Given exercise: State how many lines of the entries below hold the word "ACTIVITY"; reply with nothing but the number.

Material for this task:
*****
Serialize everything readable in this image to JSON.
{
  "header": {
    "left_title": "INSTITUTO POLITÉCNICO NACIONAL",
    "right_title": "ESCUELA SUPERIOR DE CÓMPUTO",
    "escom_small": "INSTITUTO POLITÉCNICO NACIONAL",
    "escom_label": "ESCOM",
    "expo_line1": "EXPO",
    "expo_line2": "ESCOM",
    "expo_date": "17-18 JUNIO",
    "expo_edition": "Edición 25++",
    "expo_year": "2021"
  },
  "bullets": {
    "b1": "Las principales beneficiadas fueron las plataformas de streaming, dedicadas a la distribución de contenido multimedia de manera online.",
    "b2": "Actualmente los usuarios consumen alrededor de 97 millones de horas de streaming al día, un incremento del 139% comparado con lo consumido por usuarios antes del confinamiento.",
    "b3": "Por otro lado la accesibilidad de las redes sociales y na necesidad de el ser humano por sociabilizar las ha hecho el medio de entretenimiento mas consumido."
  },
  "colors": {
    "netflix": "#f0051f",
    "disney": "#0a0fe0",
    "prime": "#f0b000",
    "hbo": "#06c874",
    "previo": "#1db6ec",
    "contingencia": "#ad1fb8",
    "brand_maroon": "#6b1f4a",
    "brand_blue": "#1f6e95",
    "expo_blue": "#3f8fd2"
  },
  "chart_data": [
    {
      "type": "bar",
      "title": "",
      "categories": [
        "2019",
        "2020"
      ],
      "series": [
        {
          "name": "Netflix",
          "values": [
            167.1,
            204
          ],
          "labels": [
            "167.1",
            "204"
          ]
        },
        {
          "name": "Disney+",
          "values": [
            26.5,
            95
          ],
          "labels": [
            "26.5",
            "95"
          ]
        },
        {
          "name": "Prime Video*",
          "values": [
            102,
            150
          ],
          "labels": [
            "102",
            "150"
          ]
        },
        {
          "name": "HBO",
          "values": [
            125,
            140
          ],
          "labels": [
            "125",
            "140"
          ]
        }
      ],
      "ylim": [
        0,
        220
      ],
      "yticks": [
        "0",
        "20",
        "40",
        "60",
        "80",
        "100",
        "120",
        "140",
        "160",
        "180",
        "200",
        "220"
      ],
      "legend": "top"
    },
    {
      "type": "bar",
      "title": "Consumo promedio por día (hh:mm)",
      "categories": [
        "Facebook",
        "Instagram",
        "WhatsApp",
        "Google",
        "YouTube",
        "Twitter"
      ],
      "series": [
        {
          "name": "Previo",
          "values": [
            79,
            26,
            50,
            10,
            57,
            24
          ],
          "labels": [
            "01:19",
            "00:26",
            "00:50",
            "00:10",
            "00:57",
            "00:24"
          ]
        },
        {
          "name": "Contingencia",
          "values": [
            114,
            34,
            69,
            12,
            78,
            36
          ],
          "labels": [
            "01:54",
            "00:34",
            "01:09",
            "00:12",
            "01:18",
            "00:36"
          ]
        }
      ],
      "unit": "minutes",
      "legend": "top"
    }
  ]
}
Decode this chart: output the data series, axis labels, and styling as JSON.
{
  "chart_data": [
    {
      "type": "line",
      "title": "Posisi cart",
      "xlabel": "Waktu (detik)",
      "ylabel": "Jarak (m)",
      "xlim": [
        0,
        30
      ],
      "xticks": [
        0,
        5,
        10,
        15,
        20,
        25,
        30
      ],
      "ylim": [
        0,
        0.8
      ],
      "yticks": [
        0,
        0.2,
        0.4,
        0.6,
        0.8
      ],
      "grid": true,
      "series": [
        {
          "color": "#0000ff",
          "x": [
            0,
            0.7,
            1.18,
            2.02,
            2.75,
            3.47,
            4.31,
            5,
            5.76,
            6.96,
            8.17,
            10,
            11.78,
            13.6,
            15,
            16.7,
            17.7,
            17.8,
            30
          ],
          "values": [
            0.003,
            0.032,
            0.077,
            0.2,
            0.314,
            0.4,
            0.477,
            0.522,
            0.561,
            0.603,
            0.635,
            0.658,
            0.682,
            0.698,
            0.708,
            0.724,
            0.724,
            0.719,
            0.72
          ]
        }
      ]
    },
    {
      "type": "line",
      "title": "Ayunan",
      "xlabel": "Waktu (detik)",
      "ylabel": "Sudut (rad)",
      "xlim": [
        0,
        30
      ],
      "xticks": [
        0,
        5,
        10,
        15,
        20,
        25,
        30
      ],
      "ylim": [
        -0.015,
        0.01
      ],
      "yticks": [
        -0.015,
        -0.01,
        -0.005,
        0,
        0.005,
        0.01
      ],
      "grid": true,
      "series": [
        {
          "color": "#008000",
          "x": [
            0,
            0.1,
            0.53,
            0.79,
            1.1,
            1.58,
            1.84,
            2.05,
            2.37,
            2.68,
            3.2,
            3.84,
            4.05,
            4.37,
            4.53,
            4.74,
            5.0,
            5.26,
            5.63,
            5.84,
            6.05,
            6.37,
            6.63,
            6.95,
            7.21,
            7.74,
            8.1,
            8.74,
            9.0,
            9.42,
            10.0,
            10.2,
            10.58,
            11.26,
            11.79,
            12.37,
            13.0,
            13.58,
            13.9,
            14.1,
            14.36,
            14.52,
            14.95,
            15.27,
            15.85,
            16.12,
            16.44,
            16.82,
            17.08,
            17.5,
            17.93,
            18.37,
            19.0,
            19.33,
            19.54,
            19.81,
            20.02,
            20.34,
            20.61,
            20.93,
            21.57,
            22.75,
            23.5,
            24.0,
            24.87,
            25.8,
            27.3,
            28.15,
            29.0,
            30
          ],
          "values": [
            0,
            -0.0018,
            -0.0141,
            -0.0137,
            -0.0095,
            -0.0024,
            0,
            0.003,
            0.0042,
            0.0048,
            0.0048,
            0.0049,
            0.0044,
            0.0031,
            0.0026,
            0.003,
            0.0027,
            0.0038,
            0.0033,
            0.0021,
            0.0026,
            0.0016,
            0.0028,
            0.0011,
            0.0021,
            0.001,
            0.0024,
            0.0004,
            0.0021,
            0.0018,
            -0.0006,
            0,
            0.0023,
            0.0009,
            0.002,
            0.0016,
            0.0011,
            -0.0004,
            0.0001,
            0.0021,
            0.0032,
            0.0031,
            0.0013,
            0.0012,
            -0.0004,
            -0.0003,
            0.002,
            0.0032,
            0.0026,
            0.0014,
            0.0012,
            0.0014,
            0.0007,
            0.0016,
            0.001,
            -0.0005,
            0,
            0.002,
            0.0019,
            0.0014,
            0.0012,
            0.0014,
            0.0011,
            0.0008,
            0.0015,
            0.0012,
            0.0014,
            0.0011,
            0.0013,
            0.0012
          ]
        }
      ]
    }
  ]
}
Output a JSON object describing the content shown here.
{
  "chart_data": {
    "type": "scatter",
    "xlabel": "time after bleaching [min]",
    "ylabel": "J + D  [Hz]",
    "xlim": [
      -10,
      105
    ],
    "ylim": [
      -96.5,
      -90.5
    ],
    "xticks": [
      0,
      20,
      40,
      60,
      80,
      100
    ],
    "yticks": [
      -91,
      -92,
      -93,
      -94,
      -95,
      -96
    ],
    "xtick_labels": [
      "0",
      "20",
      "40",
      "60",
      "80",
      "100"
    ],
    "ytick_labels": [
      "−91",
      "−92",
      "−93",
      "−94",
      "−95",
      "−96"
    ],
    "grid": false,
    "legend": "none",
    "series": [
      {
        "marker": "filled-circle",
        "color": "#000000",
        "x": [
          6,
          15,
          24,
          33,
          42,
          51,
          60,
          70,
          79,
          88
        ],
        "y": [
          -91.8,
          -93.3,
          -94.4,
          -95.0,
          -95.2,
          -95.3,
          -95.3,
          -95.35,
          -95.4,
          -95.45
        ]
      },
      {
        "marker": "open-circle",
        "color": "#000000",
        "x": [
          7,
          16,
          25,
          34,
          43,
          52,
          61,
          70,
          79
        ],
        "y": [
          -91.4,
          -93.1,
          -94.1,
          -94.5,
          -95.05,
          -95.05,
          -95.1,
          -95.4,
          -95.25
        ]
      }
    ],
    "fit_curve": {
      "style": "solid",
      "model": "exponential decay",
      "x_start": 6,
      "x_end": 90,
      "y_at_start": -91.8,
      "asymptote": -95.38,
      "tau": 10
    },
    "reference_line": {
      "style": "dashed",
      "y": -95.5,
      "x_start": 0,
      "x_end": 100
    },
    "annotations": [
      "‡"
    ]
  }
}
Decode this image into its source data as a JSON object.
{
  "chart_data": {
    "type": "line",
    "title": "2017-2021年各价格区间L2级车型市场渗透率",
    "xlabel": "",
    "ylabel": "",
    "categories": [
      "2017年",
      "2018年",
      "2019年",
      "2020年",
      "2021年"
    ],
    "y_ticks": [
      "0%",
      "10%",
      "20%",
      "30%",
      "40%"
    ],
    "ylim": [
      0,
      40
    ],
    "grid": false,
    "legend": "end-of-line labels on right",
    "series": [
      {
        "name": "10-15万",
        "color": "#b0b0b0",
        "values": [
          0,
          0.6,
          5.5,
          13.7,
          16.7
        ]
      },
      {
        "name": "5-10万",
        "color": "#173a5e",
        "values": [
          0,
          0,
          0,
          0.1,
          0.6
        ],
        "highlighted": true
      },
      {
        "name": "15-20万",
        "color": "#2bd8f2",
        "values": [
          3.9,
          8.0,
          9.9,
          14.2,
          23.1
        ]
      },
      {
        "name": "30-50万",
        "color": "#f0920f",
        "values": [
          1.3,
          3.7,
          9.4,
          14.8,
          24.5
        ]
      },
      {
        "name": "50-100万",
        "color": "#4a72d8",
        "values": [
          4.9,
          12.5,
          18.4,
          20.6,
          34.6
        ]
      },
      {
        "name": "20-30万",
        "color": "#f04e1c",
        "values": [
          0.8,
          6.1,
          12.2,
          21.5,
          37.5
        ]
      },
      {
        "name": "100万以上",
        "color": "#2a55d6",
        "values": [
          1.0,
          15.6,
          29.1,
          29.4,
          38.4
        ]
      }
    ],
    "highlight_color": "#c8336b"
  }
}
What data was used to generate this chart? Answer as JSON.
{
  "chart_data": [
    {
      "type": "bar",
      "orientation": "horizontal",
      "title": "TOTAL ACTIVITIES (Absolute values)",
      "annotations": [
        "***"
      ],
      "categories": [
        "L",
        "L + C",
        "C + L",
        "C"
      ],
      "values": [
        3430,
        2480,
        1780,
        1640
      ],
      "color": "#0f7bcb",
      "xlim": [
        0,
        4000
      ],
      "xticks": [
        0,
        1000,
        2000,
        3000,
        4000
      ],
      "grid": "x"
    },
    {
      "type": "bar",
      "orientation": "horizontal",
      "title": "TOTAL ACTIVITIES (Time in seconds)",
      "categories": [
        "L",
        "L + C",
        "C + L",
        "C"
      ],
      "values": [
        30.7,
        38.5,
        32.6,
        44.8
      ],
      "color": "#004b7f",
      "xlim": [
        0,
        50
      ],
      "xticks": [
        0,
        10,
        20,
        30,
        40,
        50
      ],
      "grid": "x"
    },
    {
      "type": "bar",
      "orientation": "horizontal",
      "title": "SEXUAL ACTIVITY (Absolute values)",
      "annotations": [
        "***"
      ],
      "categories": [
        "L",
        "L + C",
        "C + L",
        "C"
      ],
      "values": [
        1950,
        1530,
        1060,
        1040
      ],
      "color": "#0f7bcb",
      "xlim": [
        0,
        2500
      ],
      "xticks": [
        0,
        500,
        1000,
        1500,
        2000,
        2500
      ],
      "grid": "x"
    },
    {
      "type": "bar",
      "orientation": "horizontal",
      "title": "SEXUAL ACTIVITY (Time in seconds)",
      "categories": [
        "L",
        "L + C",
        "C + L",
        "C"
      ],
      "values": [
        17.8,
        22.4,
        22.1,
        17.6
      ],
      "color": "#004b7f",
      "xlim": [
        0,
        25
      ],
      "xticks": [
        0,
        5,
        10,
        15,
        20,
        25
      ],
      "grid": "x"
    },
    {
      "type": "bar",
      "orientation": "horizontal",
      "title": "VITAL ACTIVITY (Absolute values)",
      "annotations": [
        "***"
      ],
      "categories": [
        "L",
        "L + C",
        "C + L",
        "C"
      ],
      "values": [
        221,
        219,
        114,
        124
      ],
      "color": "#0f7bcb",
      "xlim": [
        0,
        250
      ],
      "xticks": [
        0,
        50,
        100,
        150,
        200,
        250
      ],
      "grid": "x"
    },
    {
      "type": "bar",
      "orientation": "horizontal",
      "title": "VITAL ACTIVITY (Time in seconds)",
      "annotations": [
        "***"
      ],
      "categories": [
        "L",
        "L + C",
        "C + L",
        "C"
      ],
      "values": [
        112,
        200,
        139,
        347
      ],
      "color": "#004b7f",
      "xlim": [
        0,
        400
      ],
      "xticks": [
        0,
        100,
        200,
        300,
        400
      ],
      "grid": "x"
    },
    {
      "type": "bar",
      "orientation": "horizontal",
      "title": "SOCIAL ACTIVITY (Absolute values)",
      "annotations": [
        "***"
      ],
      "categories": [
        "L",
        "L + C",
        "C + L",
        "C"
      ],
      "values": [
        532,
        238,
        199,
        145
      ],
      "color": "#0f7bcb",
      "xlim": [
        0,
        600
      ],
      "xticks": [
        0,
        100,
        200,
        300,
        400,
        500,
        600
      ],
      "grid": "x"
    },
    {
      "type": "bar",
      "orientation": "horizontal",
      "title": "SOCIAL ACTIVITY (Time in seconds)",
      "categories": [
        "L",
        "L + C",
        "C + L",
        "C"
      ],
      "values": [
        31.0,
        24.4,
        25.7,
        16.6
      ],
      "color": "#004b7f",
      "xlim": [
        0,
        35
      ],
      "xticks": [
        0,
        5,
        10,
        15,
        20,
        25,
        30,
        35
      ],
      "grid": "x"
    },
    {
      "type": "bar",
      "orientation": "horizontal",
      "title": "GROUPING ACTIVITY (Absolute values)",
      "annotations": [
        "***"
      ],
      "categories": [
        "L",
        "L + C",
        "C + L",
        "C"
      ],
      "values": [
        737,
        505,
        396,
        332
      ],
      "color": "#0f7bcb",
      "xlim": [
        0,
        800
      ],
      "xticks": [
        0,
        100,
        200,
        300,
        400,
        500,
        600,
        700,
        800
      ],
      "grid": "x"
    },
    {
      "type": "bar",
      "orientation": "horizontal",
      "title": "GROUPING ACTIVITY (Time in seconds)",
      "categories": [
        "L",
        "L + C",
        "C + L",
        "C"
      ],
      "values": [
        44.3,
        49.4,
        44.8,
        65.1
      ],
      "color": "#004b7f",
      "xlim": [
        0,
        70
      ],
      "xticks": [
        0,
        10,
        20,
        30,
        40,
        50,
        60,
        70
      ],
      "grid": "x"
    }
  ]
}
*****
Reply to the task: 8